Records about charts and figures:
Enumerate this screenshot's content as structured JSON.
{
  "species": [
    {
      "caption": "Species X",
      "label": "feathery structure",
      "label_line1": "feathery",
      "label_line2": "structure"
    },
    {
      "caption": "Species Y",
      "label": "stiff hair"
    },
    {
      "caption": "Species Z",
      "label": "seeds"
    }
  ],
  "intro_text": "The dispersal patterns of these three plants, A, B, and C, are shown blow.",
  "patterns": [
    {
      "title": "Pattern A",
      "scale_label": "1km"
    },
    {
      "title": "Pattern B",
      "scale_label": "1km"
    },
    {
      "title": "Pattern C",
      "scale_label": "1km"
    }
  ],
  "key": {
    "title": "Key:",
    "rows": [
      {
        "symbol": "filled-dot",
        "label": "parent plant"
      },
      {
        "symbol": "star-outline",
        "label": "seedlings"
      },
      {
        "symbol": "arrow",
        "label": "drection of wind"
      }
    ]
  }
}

### PROBLEM TO WORK ON
All lines above with "title" in them should be returned.

### SOLUTION
      "title": "Pattern A",
      "title": "Pattern B",
      "title": "Pattern C",
    "title": "Key:",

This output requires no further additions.